— start of Data to process —

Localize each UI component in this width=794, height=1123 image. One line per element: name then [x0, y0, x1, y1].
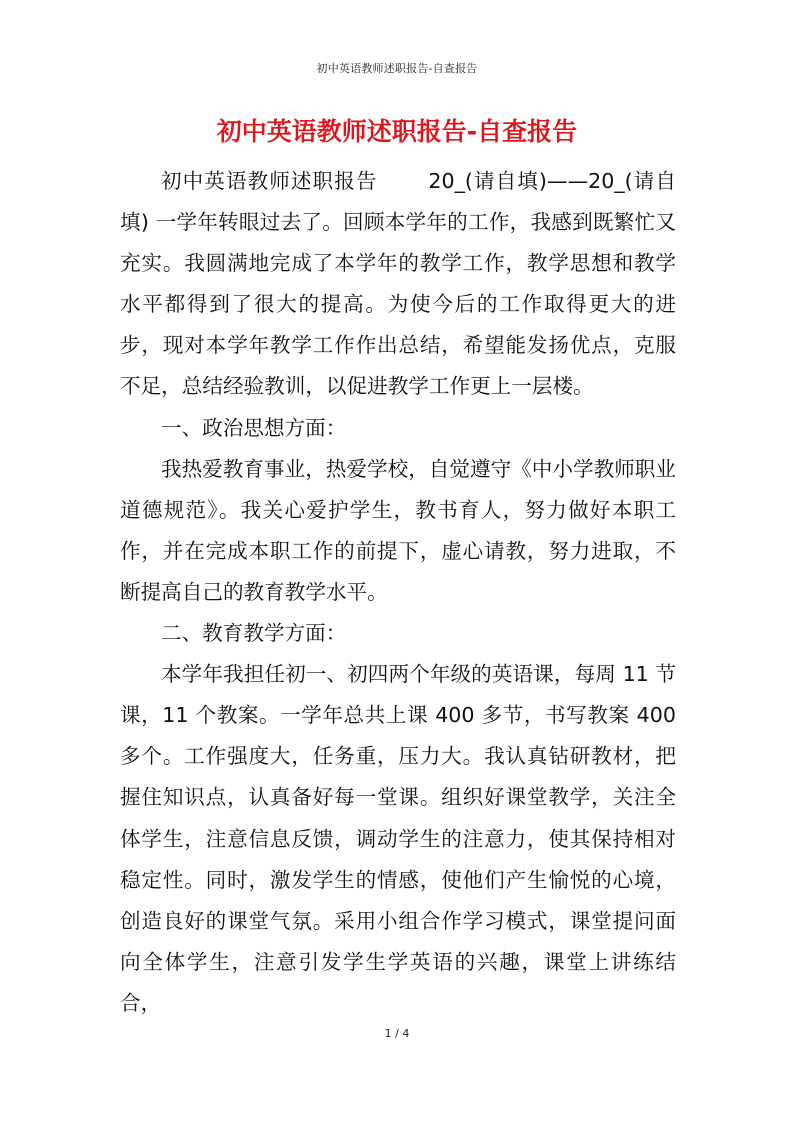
section-heading-teaching: 二、教育教学方面： [161, 621, 347, 646]
paragraph-politics: 我热爱教育事业，热爱学校，自觉遵守《中小学教师职业道德规范》。我关心爱护学生，教书育人，努力做好本职工作，并在完成本职工作的前提下，虚心请教，努力进取，不断提高自己的教育教学水平。 [120, 456, 676, 604]
section-heading-politics: 一、政治思想方面： [161, 415, 347, 440]
paragraph-teaching: 本学年我担任初一、初四两个年级的英语课，每周 11 节课，11 个教案。一学年总共上课 400 多节，书写教案 400 多个。工作强度大，任务重，压力大。我认真钻研教材，把握住知识点，认真备好每一堂课。组织好课堂教学，关注全体学生，注意信息反馈，调动学生的注意力，使其保持相对稳定性。同时，激发学生的情感，使他们产生愉悦的心境，创造良好的课堂气氛。采用小组合作学习模式，课堂提问面向全体学生，注意引发学生学英语的兴趣，课堂上讲练结合， [120, 662, 676, 1015]
paragraph-intro: 初中英语教师述职报告 20_(请自填)——20_(请自填) 一学年转眼过去了。回顾本学年的工作，我感到既繁忙又充实。我圆满地完成了本学年的教学工作，教学思想和教学水平都得到了很大的提高。为使今后的工作取得更大的进步，现对本学年教学工作作出总结，希望能发扬优点，克服不足，总结经验教训，以促进教学工作更上一层楼。 [120, 169, 676, 399]
running-header: 初中英语教师述职报告-自查报告 [316, 62, 478, 75]
document-title: 初中英语教师述职报告-自查报告 [216, 117, 578, 146]
page-number: 1 / 4 [384, 1027, 410, 1040]
document-body [120, 161, 676, 1024]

— end of Data to process —

Problem requirements »
Gather each line in the rows above that contains the string "politics", and copy every such line in full.

Result »
paragraph-politics: 我热爱教育事业，热爱学校，自觉遵守《中小学教师职业道德规范》。我关心爱护学生，教书育人，努力做好本职工作，并在完成本职工作的前提下，虚心请教，努力进取，不断提高自己的教育教学水平。 [120, 456, 676, 604]
section-heading-politics: 一、政治思想方面： [161, 415, 347, 440]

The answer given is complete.